■ **Job**
Collect each line containing "panel".

■ **Recorded information**

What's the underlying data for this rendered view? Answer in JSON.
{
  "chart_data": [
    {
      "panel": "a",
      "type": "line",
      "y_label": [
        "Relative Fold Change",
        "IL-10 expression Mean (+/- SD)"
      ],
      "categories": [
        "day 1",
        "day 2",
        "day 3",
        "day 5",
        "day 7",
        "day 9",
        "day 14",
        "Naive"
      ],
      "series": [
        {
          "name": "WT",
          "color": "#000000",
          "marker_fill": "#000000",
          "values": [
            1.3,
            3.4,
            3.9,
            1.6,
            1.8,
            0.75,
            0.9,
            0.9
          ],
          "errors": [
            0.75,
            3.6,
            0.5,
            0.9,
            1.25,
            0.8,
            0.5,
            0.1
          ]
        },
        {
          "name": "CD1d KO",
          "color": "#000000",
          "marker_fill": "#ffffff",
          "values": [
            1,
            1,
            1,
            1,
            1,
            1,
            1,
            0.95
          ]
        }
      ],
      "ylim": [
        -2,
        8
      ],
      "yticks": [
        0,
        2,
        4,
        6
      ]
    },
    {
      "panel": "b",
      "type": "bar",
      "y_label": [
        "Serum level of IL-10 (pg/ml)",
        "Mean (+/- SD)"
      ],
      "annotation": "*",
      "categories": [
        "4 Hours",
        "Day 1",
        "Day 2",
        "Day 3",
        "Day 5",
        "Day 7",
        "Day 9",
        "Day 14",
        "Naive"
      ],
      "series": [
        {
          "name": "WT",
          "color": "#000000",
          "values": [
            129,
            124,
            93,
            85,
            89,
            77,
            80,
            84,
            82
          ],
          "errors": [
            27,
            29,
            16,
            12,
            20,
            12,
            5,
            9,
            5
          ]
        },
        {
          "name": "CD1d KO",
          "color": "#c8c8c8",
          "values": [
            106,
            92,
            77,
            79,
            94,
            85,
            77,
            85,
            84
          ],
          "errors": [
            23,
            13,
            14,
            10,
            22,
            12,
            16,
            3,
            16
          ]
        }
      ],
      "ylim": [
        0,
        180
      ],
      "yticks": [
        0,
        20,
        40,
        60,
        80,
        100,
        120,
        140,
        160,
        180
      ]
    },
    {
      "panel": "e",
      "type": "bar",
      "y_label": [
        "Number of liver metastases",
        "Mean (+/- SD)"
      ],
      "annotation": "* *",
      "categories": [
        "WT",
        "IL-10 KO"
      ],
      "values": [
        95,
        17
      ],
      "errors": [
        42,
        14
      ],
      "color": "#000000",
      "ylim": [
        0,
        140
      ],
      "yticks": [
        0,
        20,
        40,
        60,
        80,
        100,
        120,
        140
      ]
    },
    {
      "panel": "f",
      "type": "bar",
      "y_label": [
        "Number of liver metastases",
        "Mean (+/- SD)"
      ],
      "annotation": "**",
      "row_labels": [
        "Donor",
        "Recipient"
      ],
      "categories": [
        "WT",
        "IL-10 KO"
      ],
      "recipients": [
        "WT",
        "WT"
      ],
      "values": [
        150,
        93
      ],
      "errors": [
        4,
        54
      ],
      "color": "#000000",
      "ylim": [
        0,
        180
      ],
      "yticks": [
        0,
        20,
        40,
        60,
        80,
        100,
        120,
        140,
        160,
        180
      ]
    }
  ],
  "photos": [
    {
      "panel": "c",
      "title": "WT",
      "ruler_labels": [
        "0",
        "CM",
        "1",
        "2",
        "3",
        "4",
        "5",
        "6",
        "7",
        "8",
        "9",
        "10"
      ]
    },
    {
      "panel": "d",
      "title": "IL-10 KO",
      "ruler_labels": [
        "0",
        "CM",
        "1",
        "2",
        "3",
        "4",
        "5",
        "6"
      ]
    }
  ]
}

■ **Answer to this task**
      "panel": "a",
      "panel": "b",
      "panel": "e",
      "panel": "f",
      "panel": "c",
      "panel": "d",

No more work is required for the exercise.